REQUIRED ACTION -> Scan the lines below for the string "JSON" and copy every one that has it.

Items from a dataset

================

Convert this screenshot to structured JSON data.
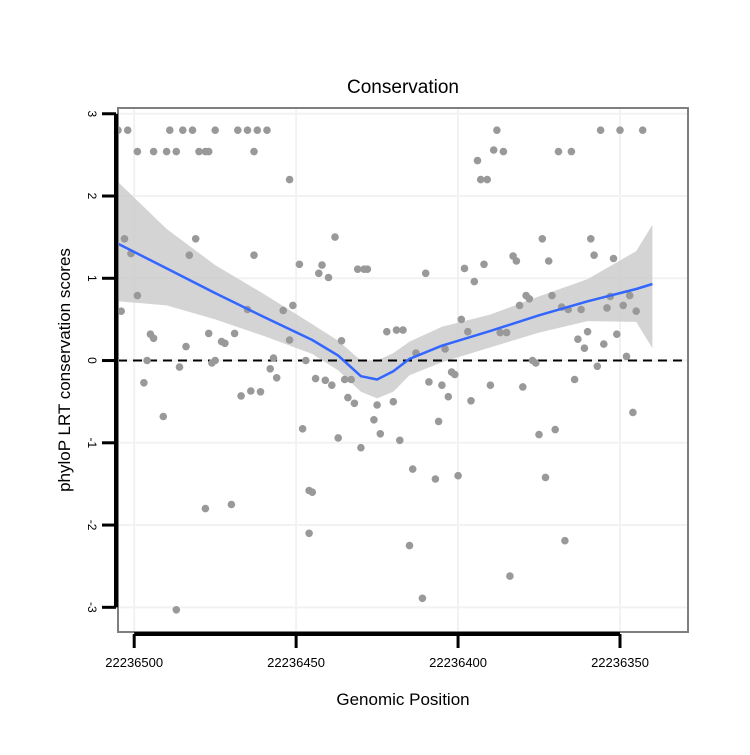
{
  "chart_data": {
    "type": "scatter",
    "title": "Conservation",
    "xlabel": "Genomic Position",
    "ylabel": "phyloP LRT conservation scores",
    "x_reversed": true,
    "xlim": [
      22236505,
      22236329
    ],
    "ylim": [
      -3.3,
      3.07
    ],
    "x_ticks": [
      22236500,
      22236450,
      22236400,
      22236350
    ],
    "x_tick_labels": [
      "22236500",
      "22236450",
      "22236400",
      "22236350"
    ],
    "y_ticks": [
      -3,
      -2,
      -1,
      0,
      1,
      2,
      3
    ],
    "y_tick_labels": [
      "-3",
      "-2",
      "-1",
      "0",
      "1",
      "2",
      "3"
    ],
    "grid": true,
    "reference_line": {
      "y": 0,
      "style": "dashed",
      "color": "#000000"
    },
    "colors": {
      "points": "#999999",
      "smooth_line": "#3366ff",
      "confidence_band": "#cccccc",
      "panel_border": "#7f7f7f",
      "grid": "#f2f2f2"
    },
    "points": [
      [
        22236505,
        2.8
      ],
      [
        22236502,
        2.8
      ],
      [
        22236499,
        2.54
      ],
      [
        22236494,
        2.54
      ],
      [
        22236490,
        2.54
      ],
      [
        22236489,
        2.8
      ],
      [
        22236487,
        2.54
      ],
      [
        22236485,
        2.8
      ],
      [
        22236482,
        2.8
      ],
      [
        22236480,
        2.54
      ],
      [
        22236478,
        2.54
      ],
      [
        22236477,
        2.54
      ],
      [
        22236475,
        2.8
      ],
      [
        22236468,
        2.8
      ],
      [
        22236465,
        2.8
      ],
      [
        22236463,
        2.54
      ],
      [
        22236462,
        2.8
      ],
      [
        22236459,
        2.8
      ],
      [
        22236452,
        2.2
      ],
      [
        22236504,
        0.6
      ],
      [
        22236503,
        1.48
      ],
      [
        22236501,
        1.3
      ],
      [
        22236499,
        0.79
      ],
      [
        22236497,
        -0.27
      ],
      [
        22236496,
        0.0
      ],
      [
        22236495,
        0.32
      ],
      [
        22236494,
        0.27
      ],
      [
        22236491,
        -0.68
      ],
      [
        22236487,
        -3.03
      ],
      [
        22236486,
        -0.08
      ],
      [
        22236484,
        0.17
      ],
      [
        22236483,
        1.28
      ],
      [
        22236481,
        1.48
      ],
      [
        22236478,
        -1.8
      ],
      [
        22236477,
        0.33
      ],
      [
        22236476,
        -0.03
      ],
      [
        22236475,
        0.0
      ],
      [
        22236473,
        0.23
      ],
      [
        22236472,
        0.21
      ],
      [
        22236470,
        -1.75
      ],
      [
        22236469,
        0.33
      ],
      [
        22236467,
        -0.43
      ],
      [
        22236465,
        0.62
      ],
      [
        22236464,
        -0.37
      ],
      [
        22236463,
        1.28
      ],
      [
        22236461,
        -0.38
      ],
      [
        22236458,
        -0.1
      ],
      [
        22236457,
        0.03
      ],
      [
        22236456,
        -0.21
      ],
      [
        22236454,
        0.61
      ],
      [
        22236452,
        0.25
      ],
      [
        22236451,
        0.67
      ],
      [
        22236449,
        1.17
      ],
      [
        22236448,
        -0.83
      ],
      [
        22236447,
        0.0
      ],
      [
        22236446,
        -1.58
      ],
      [
        22236445,
        -1.6
      ],
      [
        22236446,
        -2.1
      ],
      [
        22236444,
        -0.22
      ],
      [
        22236443,
        1.06
      ],
      [
        22236442,
        1.16
      ],
      [
        22236441,
        -0.24
      ],
      [
        22236440,
        1.01
      ],
      [
        22236439,
        -0.3
      ],
      [
        22236438,
        1.5
      ],
      [
        22236437,
        -0.94
      ],
      [
        22236436,
        0.24
      ],
      [
        22236435,
        -0.23
      ],
      [
        22236434,
        -0.45
      ],
      [
        22236433,
        -0.23
      ],
      [
        22236432,
        -0.52
      ],
      [
        22236431,
        1.11
      ],
      [
        22236430,
        -1.06
      ],
      [
        22236429,
        1.11
      ],
      [
        22236428,
        1.11
      ],
      [
        22236426,
        -0.72
      ],
      [
        22236425,
        -0.54
      ],
      [
        22236424,
        -0.89
      ],
      [
        22236422,
        0.35
      ],
      [
        22236420,
        -0.5
      ],
      [
        22236419,
        0.37
      ],
      [
        22236418,
        -0.97
      ],
      [
        22236417,
        0.37
      ],
      [
        22236415,
        -2.25
      ],
      [
        22236414,
        -1.32
      ],
      [
        22236413,
        0.09
      ],
      [
        22236411,
        -2.89
      ],
      [
        22236410,
        1.06
      ],
      [
        22236409,
        -0.26
      ],
      [
        22236407,
        -1.44
      ],
      [
        22236406,
        -0.74
      ],
      [
        22236405,
        -0.3
      ],
      [
        22236404,
        0.14
      ],
      [
        22236403,
        -0.44
      ],
      [
        22236402,
        -0.14
      ],
      [
        22236401,
        -0.17
      ],
      [
        22236400,
        -1.4
      ],
      [
        22236399,
        0.5
      ],
      [
        22236398,
        1.12
      ],
      [
        22236397,
        0.35
      ],
      [
        22236396,
        -0.49
      ],
      [
        22236395,
        0.96
      ],
      [
        22236394,
        2.43
      ],
      [
        22236393,
        2.2
      ],
      [
        22236392,
        1.17
      ],
      [
        22236391,
        2.2
      ],
      [
        22236390,
        -0.3
      ],
      [
        22236389,
        2.56
      ],
      [
        22236388,
        2.8
      ],
      [
        22236387,
        0.34
      ],
      [
        22236386,
        2.54
      ],
      [
        22236385,
        0.34
      ],
      [
        22236384,
        -2.62
      ],
      [
        22236383,
        1.27
      ],
      [
        22236382,
        1.21
      ],
      [
        22236381,
        0.67
      ],
      [
        22236380,
        -0.32
      ],
      [
        22236379,
        0.79
      ],
      [
        22236378,
        0.75
      ],
      [
        22236377,
        0.0
      ],
      [
        22236376,
        -0.03
      ],
      [
        22236375,
        -0.9
      ],
      [
        22236374,
        1.48
      ],
      [
        22236373,
        -1.42
      ],
      [
        22236372,
        1.21
      ],
      [
        22236371,
        0.79
      ],
      [
        22236370,
        -0.84
      ],
      [
        22236369,
        2.54
      ],
      [
        22236368,
        0.65
      ],
      [
        22236367,
        -2.19
      ],
      [
        22236366,
        0.62
      ],
      [
        22236365,
        2.54
      ],
      [
        22236364,
        -0.23
      ],
      [
        22236363,
        0.26
      ],
      [
        22236362,
        0.62
      ],
      [
        22236361,
        0.15
      ],
      [
        22236360,
        0.35
      ],
      [
        22236359,
        1.48
      ],
      [
        22236358,
        1.28
      ],
      [
        22236357,
        -0.07
      ],
      [
        22236356,
        2.8
      ],
      [
        22236355,
        0.2
      ],
      [
        22236354,
        0.64
      ],
      [
        22236353,
        0.78
      ],
      [
        22236352,
        1.24
      ],
      [
        22236351,
        0.32
      ],
      [
        22236350,
        2.8
      ],
      [
        22236349,
        0.67
      ],
      [
        22236348,
        0.05
      ],
      [
        22236347,
        0.79
      ],
      [
        22236346,
        -0.63
      ],
      [
        22236345,
        0.6
      ],
      [
        22236343,
        2.8
      ]
    ],
    "smooth_fit": {
      "x": [
        22236505,
        22236490,
        22236475,
        22236460,
        22236445,
        22236437,
        22236430,
        22236425,
        22236420,
        22236415,
        22236405,
        22236390,
        22236375,
        22236360,
        22236345,
        22236340
      ],
      "y": [
        1.42,
        1.12,
        0.82,
        0.53,
        0.25,
        0.06,
        -0.19,
        -0.23,
        -0.13,
        0.02,
        0.18,
        0.36,
        0.55,
        0.72,
        0.87,
        0.93
      ],
      "lower": [
        0.72,
        0.67,
        0.5,
        0.3,
        0.08,
        -0.12,
        -0.38,
        -0.46,
        -0.38,
        -0.18,
        -0.02,
        0.16,
        0.34,
        0.48,
        0.47,
        0.15
      ],
      "upper": [
        2.17,
        1.6,
        1.16,
        0.81,
        0.44,
        0.24,
        0.0,
        0.0,
        0.09,
        0.23,
        0.41,
        0.56,
        0.78,
        0.99,
        1.33,
        1.65
      ]
    }
  }
}
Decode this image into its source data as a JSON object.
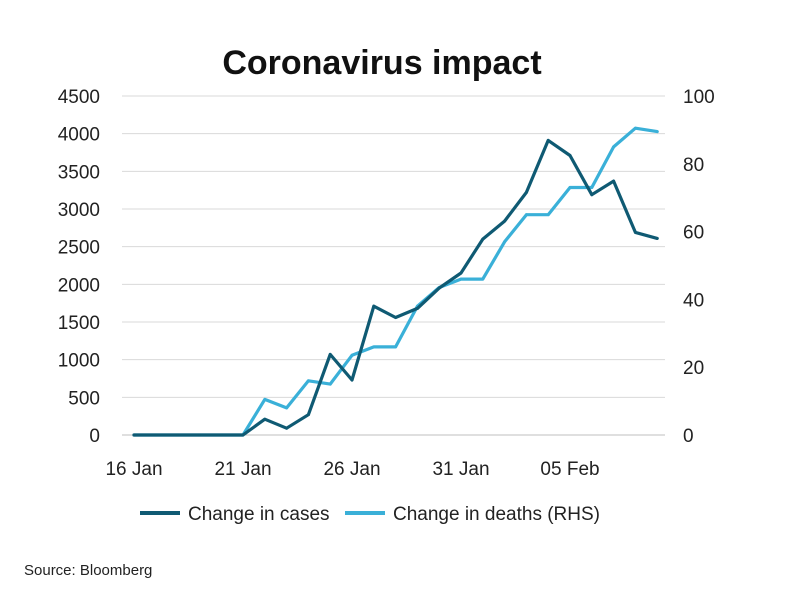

================

EXERCISE SOLUTION ->
Convert this screenshot to structured JSON data.
Decode this image into its source data as a JSON object.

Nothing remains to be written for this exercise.